▶ [Task to complete]:
Transcribe each line of the material as it is, and drop any picture.

Data entries:
+ + + +
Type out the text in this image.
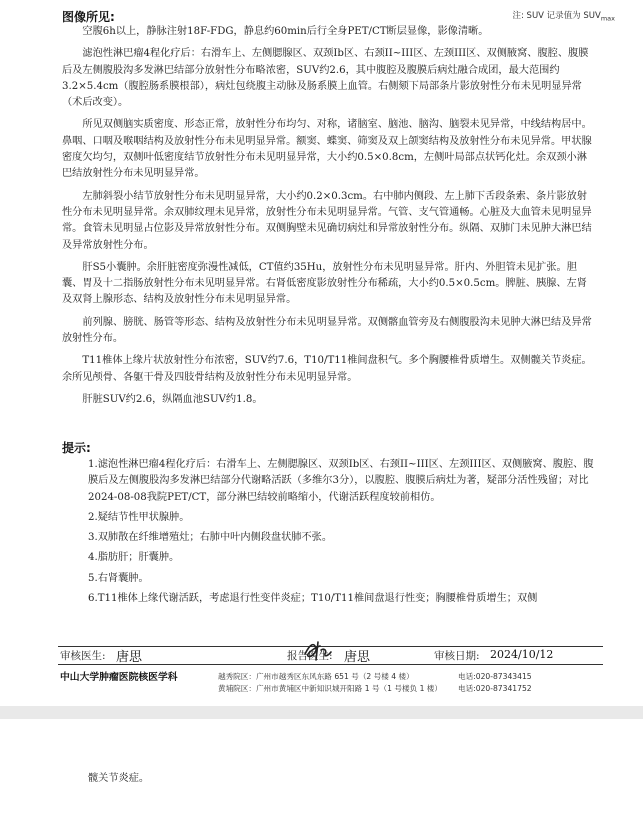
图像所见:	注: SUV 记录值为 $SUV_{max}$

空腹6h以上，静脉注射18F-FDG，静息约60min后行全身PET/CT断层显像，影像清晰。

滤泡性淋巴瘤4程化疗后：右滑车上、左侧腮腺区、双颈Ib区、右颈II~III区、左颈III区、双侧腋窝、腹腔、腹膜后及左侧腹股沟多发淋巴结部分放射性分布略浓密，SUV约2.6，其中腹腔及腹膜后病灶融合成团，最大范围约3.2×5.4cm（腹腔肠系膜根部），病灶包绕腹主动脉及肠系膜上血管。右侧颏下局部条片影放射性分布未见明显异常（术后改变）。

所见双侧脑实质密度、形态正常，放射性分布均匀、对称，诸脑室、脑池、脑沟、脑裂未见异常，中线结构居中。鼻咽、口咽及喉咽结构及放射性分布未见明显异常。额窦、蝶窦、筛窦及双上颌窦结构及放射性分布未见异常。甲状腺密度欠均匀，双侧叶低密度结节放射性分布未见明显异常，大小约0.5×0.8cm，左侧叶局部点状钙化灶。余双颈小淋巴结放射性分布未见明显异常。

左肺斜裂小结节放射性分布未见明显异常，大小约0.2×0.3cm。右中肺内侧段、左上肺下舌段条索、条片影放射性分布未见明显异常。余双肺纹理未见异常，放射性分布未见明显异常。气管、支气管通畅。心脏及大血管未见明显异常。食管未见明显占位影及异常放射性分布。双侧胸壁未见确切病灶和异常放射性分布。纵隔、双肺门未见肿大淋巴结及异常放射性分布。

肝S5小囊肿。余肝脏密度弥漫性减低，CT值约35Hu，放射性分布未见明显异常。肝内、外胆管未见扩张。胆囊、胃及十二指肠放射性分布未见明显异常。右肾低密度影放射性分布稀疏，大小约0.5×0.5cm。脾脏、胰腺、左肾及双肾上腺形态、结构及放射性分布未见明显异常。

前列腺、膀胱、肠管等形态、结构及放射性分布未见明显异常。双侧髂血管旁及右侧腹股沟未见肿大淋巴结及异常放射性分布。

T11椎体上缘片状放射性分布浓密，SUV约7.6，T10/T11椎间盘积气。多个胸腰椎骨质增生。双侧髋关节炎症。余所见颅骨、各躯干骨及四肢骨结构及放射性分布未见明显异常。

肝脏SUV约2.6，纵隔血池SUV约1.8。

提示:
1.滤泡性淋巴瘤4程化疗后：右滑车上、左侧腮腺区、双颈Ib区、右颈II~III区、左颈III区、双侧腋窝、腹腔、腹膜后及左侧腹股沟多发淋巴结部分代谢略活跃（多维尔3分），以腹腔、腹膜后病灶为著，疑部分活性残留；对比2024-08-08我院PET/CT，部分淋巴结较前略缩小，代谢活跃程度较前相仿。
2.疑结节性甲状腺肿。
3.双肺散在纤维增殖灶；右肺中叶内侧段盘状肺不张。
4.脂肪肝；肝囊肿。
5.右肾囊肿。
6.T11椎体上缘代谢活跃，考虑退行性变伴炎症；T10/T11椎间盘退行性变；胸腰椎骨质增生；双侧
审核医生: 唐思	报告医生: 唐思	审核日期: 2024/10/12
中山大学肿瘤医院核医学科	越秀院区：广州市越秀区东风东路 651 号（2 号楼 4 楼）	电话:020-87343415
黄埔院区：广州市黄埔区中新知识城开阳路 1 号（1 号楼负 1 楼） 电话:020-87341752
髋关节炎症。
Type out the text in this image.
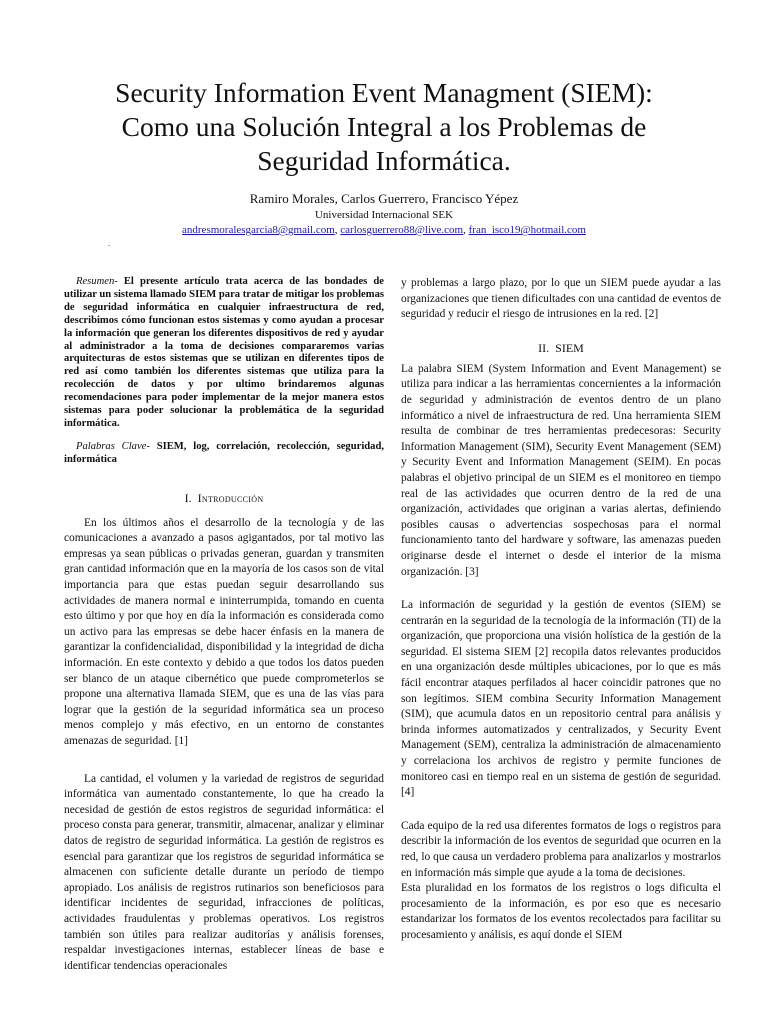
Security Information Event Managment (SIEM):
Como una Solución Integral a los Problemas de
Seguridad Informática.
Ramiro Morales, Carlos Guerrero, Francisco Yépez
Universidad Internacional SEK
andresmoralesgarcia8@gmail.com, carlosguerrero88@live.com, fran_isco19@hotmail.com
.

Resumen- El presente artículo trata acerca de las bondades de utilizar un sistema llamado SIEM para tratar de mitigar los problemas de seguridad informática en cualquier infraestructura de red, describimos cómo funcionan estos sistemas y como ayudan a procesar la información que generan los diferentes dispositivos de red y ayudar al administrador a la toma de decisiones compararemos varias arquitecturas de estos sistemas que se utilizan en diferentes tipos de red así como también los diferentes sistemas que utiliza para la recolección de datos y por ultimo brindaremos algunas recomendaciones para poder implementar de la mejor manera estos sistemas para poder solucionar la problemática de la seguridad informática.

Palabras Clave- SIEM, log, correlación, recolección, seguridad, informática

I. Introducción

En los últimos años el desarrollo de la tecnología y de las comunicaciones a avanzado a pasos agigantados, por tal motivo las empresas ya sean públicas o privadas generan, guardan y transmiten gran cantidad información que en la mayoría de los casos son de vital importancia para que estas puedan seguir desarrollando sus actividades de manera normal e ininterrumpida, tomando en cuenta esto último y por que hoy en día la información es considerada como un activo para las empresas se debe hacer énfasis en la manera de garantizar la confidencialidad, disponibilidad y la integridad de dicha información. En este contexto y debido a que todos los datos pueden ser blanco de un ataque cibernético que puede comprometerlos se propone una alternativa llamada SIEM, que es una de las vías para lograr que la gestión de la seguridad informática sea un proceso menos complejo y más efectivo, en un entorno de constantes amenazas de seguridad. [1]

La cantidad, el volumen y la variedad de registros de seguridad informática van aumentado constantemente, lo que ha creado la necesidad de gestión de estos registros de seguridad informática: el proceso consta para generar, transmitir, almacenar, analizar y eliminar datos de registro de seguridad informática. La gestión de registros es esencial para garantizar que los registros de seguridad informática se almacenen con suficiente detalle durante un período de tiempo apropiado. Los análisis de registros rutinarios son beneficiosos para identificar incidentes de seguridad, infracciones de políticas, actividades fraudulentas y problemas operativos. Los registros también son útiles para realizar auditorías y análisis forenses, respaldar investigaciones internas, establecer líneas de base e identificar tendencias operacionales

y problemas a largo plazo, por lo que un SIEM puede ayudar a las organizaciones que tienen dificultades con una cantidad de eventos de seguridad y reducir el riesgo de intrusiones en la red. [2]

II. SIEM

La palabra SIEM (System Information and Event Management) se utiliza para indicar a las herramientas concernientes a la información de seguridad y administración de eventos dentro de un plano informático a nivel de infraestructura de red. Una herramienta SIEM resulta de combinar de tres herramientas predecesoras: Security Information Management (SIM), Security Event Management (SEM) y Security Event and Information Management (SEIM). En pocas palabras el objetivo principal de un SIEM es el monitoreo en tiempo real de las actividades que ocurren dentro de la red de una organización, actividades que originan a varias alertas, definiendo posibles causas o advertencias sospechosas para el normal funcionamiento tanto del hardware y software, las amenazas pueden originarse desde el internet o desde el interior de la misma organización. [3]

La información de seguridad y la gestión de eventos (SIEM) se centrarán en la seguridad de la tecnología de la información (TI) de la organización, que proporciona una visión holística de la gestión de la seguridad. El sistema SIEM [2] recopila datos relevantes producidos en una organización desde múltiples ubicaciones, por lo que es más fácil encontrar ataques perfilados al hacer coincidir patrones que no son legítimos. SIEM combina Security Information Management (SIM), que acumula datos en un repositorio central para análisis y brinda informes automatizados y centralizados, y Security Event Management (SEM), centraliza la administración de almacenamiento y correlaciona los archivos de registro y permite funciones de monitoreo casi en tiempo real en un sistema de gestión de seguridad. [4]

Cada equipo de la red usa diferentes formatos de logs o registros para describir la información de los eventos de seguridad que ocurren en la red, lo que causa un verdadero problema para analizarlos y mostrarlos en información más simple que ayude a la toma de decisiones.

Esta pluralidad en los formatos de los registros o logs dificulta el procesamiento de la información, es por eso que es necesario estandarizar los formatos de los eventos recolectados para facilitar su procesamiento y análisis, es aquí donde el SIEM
+ + + +
▶ [Written solution]:
Type out the text in this image.
图像所见:	注: SUV 记录值为 $SUV_{max}$

空腹6h以上，静脉注射18F-FDG，静息约60min后行全身PET/CT断层显像，影像清晰。

滤泡性淋巴瘤4程化疗后：右滑车上、左侧腮腺区、双颈Ib区、右颈II~III区、左颈III区、双侧腋窝、腹腔、腹膜后及左侧腹股沟多发淋巴结部分放射性分布略浓密，SUV约2.6，其中腹腔及腹膜后病灶融合成团，最大范围约3.2×5.4cm（腹腔肠系膜根部），病灶包绕腹主动脉及肠系膜上血管。右侧颏下局部条片影放射性分布未见明显异常（术后改变）。

所见双侧脑实质密度、形态正常，放射性分布均匀、对称，诸脑室、脑池、脑沟、脑裂未见异常，中线结构居中。鼻咽、口咽及喉咽结构及放射性分布未见明显异常。额窦、蝶窦、筛窦及双上颌窦结构及放射性分布未见异常。甲状腺密度欠均匀，双侧叶低密度结节放射性分布未见明显异常，大小约0.5×0.8cm，左侧叶局部点状钙化灶。余双颈小淋巴结放射性分布未见明显异常。

左肺斜裂小结节放射性分布未见明显异常，大小约0.2×0.3cm。右中肺内侧段、左上肺下舌段条索、条片影放射性分布未见明显异常。余双肺纹理未见异常，放射性分布未见明显异常。气管、支气管通畅。心脏及大血管未见明显异常。食管未见明显占位影及异常放射性分布。双侧胸壁未见确切病灶和异常放射性分布。纵隔、双肺门未见肿大淋巴结及异常放射性分布。

肝S5小囊肿。余肝脏密度弥漫性减低，CT值约35Hu，放射性分布未见明显异常。肝内、外胆管未见扩张。胆囊、胃及十二指肠放射性分布未见明显异常。右肾低密度影放射性分布稀疏，大小约0.5×0.5cm。脾脏、胰腺、左肾及双肾上腺形态、结构及放射性分布未见明显异常。

前列腺、膀胱、肠管等形态、结构及放射性分布未见明显异常。双侧髂血管旁及右侧腹股沟未见肿大淋巴结及异常放射性分布。

T11椎体上缘片状放射性分布浓密，SUV约7.6，T10/T11椎间盘积气。多个胸腰椎骨质增生。双侧髋关节炎症。余所见颅骨、各躯干骨及四肢骨结构及放射性分布未见明显异常。

肝脏SUV约2.6，纵隔血池SUV约1.8。

提示:
1.滤泡性淋巴瘤4程化疗后：右滑车上、左侧腮腺区、双颈Ib区、右颈II~III区、左颈III区、双侧腋窝、腹腔、腹膜后及左侧腹股沟多发淋巴结部分代谢略活跃（多维尔3分），以腹腔、腹膜后病灶为著，疑部分活性残留；对比2024-08-08我院PET/CT，部分淋巴结较前略缩小，代谢活跃程度较前相仿。
2.疑结节性甲状腺肿。
3.双肺散在纤维增殖灶；右肺中叶内侧段盘状肺不张。
4.脂肪肝；肝囊肿。
5.右肾囊肿。
6.T11椎体上缘代谢活跃，考虑退行性变伴炎症；T10/T11椎间盘退行性变；胸腰椎骨质增生；双侧
审核医生: 唐思	报告医生: 唐思	审核日期: 2024/10/12
中山大学肿瘤医院核医学科	越秀院区：广州市越秀区东风东路 651 号（2 号楼 4 楼）	电话:020-87343415
黄埔院区：广州市黄埔区中新知识城开阳路 1 号（1 号楼负 1 楼） 电话:020-87341752
髋关节炎症。
Type out the text in this image.
Security Information Event Managment (SIEM):
Como una Solución Integral a los Problemas de
Seguridad Informática.
Ramiro Morales, Carlos Guerrero, Francisco Yépez
Universidad Internacional SEK
andresmoralesgarcia8@gmail.com, carlosguerrero88@live.com, fran_isco19@hotmail.com
.

Resumen- El presente artículo trata acerca de las bondades de utilizar un sistema llamado SIEM para tratar de mitigar los problemas de seguridad informática en cualquier infraestructura de red, describimos cómo funcionan estos sistemas y como ayudan a procesar la información que generan los diferentes dispositivos de red y ayudar al administrador a la toma de decisiones compararemos varias arquitecturas de estos sistemas que se utilizan en diferentes tipos de red así como también los diferentes sistemas que utiliza para la recolección de datos y por ultimo brindaremos algunas recomendaciones para poder implementar de la mejor manera estos sistemas para poder solucionar la problemática de la seguridad informática.

Palabras Clave- SIEM, log, correlación, recolección, seguridad, informática

I. Introducción

En los últimos años el desarrollo de la tecnología y de las comunicaciones a avanzado a pasos agigantados, por tal motivo las empresas ya sean públicas o privadas generan, guardan y transmiten gran cantidad información que en la mayoría de los casos son de vital importancia para que estas puedan seguir desarrollando sus actividades de manera normal e ininterrumpida, tomando en cuenta esto último y por que hoy en día la información es considerada como un activo para las empresas se debe hacer énfasis en la manera de garantizar la confidencialidad, disponibilidad y la integridad de dicha información. En este contexto y debido a que todos los datos pueden ser blanco de un ataque cibernético que puede comprometerlos se propone una alternativa llamada SIEM, que es una de las vías para lograr que la gestión de la seguridad informática sea un proceso menos complejo y más efectivo, en un entorno de constantes amenazas de seguridad. [1]

La cantidad, el volumen y la variedad de registros de seguridad informática van aumentado constantemente, lo que ha creado la necesidad de gestión de estos registros de seguridad informática: el proceso consta para generar, transmitir, almacenar, analizar y eliminar datos de registro de seguridad informática. La gestión de registros es esencial para garantizar que los registros de seguridad informática se almacenen con suficiente detalle durante un período de tiempo apropiado. Los análisis de registros rutinarios son beneficiosos para identificar incidentes de seguridad, infracciones de políticas, actividades fraudulentas y problemas operativos. Los registros también son útiles para realizar auditorías y análisis forenses, respaldar investigaciones internas, establecer líneas de base e identificar tendencias operacionales

y problemas a largo plazo, por lo que un SIEM puede ayudar a las organizaciones que tienen dificultades con una cantidad de eventos de seguridad y reducir el riesgo de intrusiones en la red. [2]

II. SIEM

La palabra SIEM (System Information and Event Management) se utiliza para indicar a las herramientas concernientes a la información de seguridad y administración de eventos dentro de un plano informático a nivel de infraestructura de red. Una herramienta SIEM resulta de combinar de tres herramientas predecesoras: Security Information Management (SIM), Security Event Management (SEM) y Security Event and Information Management (SEIM). En pocas palabras el objetivo principal de un SIEM es el monitoreo en tiempo real de las actividades que ocurren dentro de la red de una organización, actividades que originan a varias alertas, definiendo posibles causas o advertencias sospechosas para el normal funcionamiento tanto del hardware y software, las amenazas pueden originarse desde el internet o desde el interior de la misma organización. [3]

La información de seguridad y la gestión de eventos (SIEM) se centrarán en la seguridad de la tecnología de la información (TI) de la organización, que proporciona una visión holística de la gestión de la seguridad. El sistema SIEM [2] recopila datos relevantes producidos en una organización desde múltiples ubicaciones, por lo que es más fácil encontrar ataques perfilados al hacer coincidir patrones que no son legítimos. SIEM combina Security Information Management (SIM), que acumula datos en un repositorio central para análisis y brinda informes automatizados y centralizados, y Security Event Management (SEM), centraliza la administración de almacenamiento y correlaciona los archivos de registro y permite funciones de monitoreo casi en tiempo real en un sistema de gestión de seguridad. [4]

Cada equipo de la red usa diferentes formatos de logs o registros para describir la información de los eventos de seguridad que ocurren en la red, lo que causa un verdadero problema para analizarlos y mostrarlos en información más simple que ayude a la toma de decisiones.

Esta pluralidad en los formatos de los registros o logs dificulta el procesamiento de la información, es por eso que es necesario estandarizar los formatos de los eventos recolectados para facilitar su procesamiento y análisis, es aquí donde el SIEM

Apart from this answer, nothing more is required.